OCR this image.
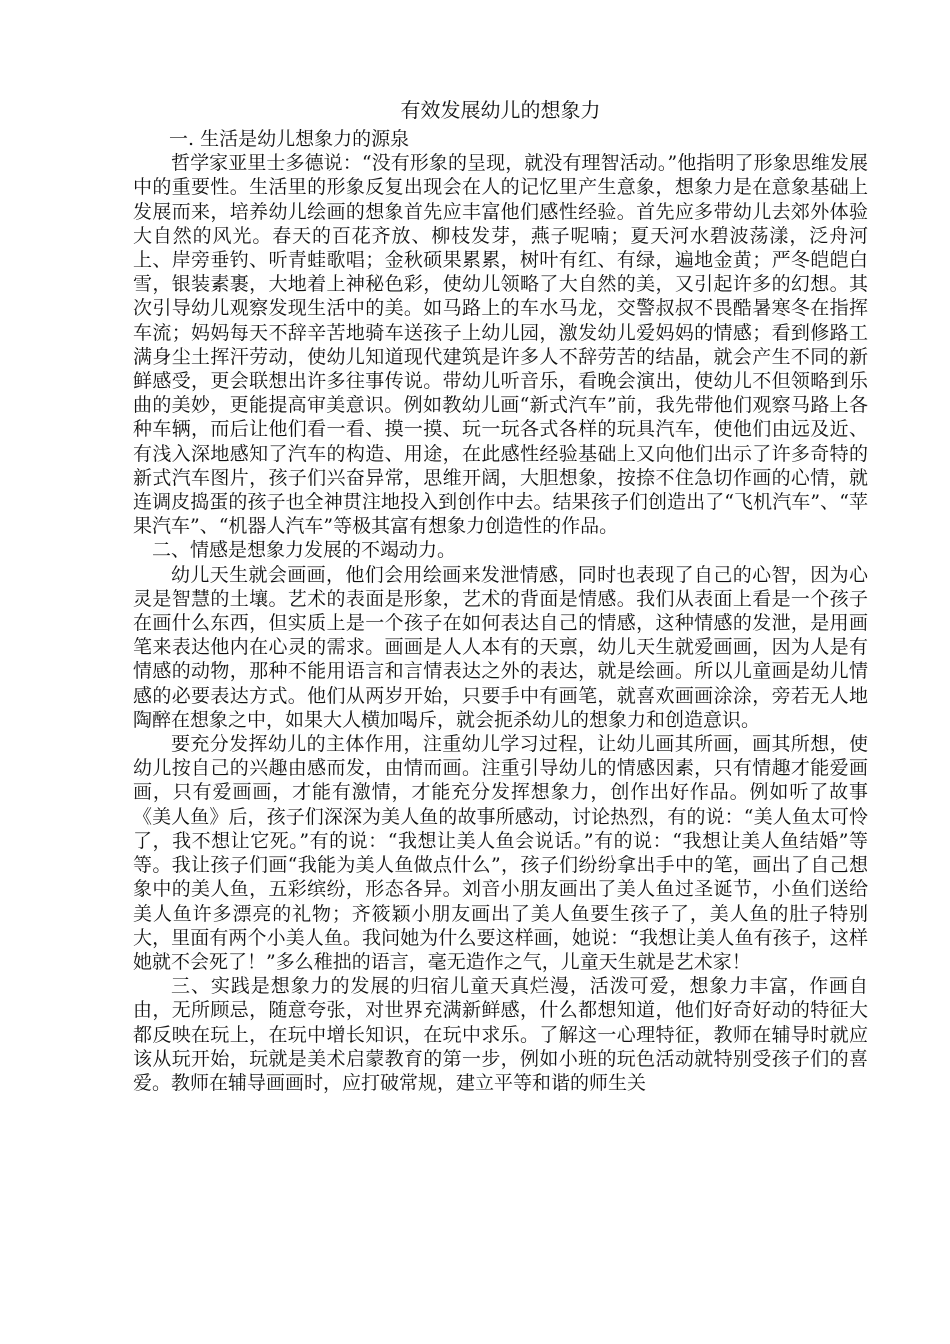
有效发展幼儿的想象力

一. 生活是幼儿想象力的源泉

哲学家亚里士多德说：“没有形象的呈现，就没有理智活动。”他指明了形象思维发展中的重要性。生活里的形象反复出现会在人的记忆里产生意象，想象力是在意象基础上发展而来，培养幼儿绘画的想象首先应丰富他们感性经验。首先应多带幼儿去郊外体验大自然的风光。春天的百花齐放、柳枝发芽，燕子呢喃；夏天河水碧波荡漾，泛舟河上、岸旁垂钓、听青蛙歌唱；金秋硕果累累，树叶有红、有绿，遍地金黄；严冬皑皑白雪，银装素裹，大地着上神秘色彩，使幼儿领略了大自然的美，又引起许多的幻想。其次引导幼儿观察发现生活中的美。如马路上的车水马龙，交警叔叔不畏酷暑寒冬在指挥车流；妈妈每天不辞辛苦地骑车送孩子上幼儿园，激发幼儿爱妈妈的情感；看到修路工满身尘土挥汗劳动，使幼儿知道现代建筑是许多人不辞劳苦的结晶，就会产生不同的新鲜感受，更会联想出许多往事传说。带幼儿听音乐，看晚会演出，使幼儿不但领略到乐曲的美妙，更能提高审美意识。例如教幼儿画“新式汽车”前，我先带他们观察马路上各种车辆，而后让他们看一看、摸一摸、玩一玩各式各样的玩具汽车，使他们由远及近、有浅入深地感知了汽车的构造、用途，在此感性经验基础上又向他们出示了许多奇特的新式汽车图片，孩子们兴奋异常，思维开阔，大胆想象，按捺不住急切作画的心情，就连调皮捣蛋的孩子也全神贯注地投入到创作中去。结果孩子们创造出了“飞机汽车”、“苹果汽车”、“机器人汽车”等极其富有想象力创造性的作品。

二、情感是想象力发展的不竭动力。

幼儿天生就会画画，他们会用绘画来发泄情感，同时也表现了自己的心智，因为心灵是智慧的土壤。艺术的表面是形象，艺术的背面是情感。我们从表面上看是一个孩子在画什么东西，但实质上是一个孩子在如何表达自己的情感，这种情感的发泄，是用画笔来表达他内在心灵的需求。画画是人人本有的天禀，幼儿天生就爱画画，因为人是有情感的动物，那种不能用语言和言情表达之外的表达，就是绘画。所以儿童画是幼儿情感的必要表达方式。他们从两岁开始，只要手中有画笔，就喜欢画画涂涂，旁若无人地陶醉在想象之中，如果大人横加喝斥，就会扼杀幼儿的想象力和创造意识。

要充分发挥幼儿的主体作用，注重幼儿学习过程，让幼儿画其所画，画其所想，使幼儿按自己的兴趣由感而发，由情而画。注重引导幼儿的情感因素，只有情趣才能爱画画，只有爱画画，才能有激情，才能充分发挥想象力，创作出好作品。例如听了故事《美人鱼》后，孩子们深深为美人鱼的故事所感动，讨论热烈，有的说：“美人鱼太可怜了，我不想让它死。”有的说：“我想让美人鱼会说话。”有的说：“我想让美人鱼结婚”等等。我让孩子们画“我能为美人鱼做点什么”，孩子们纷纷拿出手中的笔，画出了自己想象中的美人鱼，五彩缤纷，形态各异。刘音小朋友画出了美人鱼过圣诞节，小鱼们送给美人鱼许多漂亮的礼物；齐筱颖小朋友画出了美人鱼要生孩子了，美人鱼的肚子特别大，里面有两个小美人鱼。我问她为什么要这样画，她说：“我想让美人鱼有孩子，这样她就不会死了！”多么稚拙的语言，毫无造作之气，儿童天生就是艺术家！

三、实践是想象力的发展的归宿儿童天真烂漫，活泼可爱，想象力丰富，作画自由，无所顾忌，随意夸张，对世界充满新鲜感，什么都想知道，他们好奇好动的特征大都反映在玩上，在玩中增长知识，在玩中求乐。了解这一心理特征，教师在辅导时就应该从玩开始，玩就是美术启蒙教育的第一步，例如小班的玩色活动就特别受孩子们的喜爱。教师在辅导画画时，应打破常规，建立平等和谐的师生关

◆ ◆ ◆ ◆ ◆

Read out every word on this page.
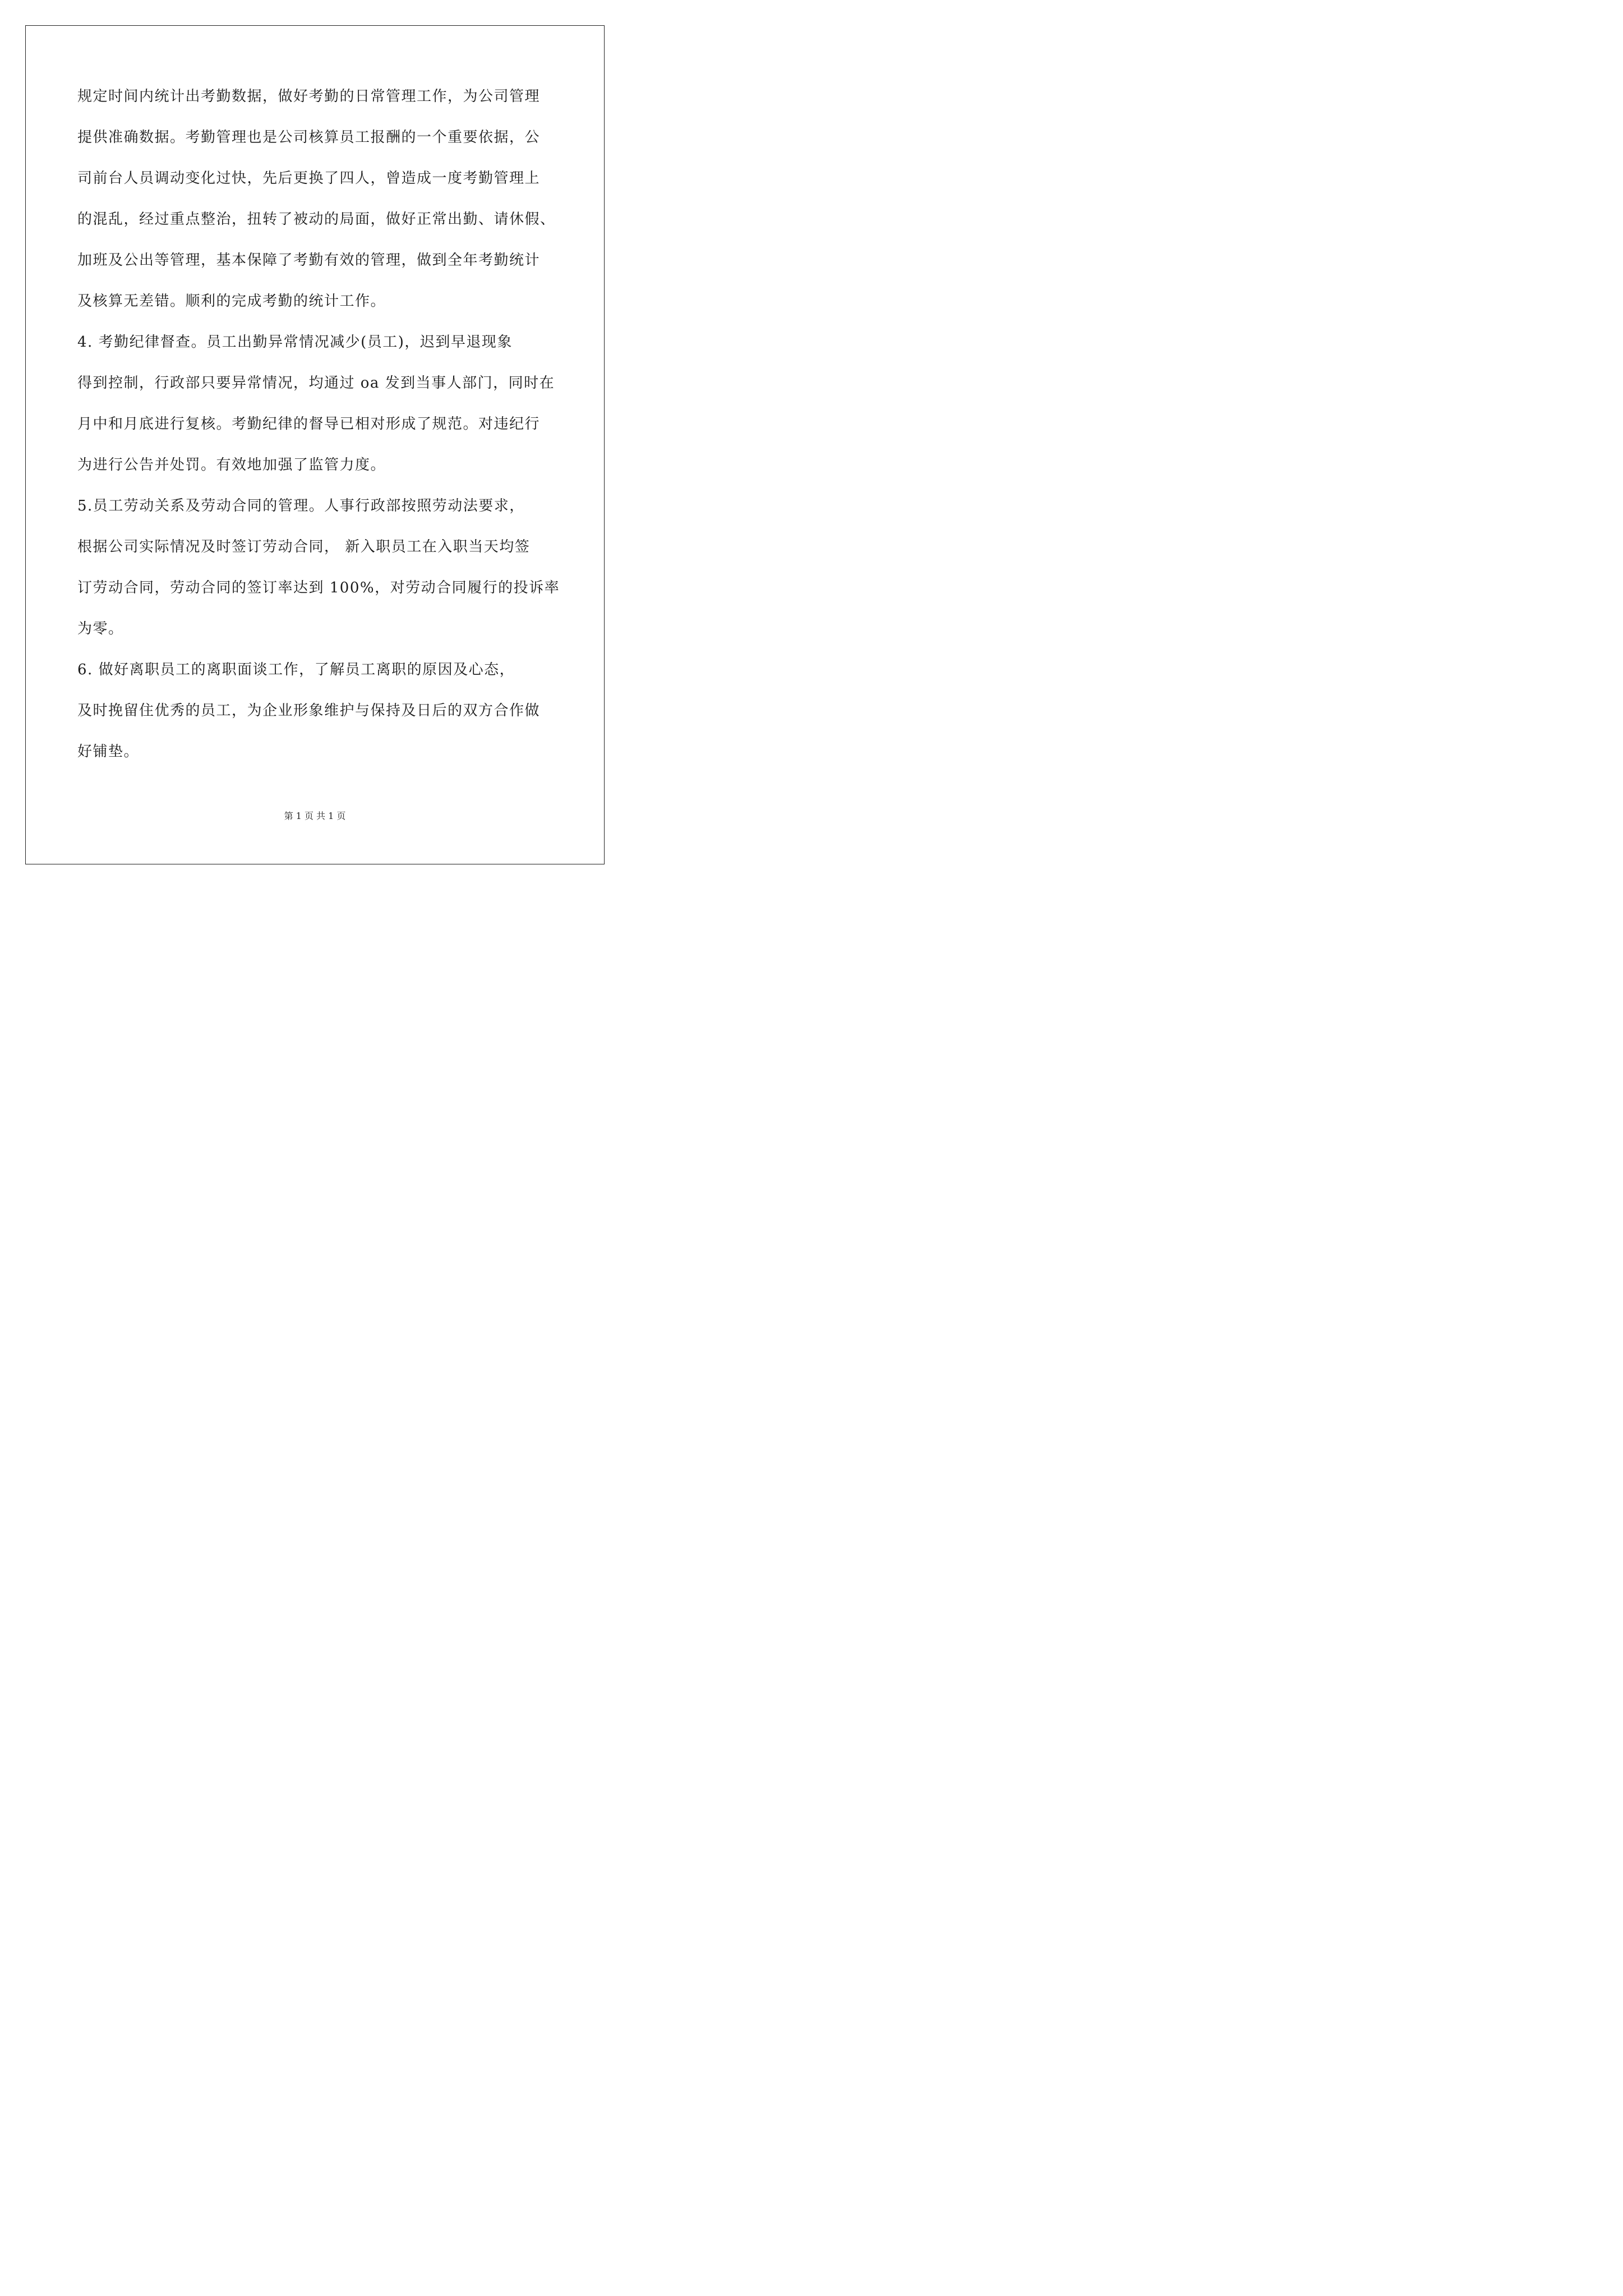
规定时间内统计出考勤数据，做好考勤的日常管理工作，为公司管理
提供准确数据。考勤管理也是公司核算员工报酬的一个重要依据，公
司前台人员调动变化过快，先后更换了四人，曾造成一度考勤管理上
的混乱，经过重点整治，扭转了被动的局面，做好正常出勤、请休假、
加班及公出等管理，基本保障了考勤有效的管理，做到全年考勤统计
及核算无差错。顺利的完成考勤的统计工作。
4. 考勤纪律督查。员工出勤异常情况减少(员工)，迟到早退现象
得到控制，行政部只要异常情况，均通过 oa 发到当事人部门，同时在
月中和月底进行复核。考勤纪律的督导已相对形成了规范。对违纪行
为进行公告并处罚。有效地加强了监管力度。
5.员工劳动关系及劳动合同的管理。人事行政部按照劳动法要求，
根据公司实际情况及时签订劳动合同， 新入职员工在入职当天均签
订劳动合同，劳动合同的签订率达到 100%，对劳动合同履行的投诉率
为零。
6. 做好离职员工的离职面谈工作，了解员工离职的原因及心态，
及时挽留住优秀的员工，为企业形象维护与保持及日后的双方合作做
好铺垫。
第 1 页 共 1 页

◆ ◆ ◆ ◆ ◆

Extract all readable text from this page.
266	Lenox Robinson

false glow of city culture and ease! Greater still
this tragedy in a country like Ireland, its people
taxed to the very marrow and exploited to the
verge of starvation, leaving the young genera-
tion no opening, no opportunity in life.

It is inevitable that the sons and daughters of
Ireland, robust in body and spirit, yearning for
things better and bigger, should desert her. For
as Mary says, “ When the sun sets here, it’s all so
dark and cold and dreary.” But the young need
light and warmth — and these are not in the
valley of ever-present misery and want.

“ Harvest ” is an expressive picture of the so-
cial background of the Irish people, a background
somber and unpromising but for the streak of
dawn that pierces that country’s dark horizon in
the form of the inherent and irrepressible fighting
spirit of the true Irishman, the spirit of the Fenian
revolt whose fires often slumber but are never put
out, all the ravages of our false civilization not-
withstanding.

◆ ◆ ◆ ◆ ◆

→ **PROBLEM TO WORK ON**
All lines above with "page" in them should be returned.

→ **RESPONSE TO THE EXERCISE**
Read out every word on this page.
Extract all readable text from this page.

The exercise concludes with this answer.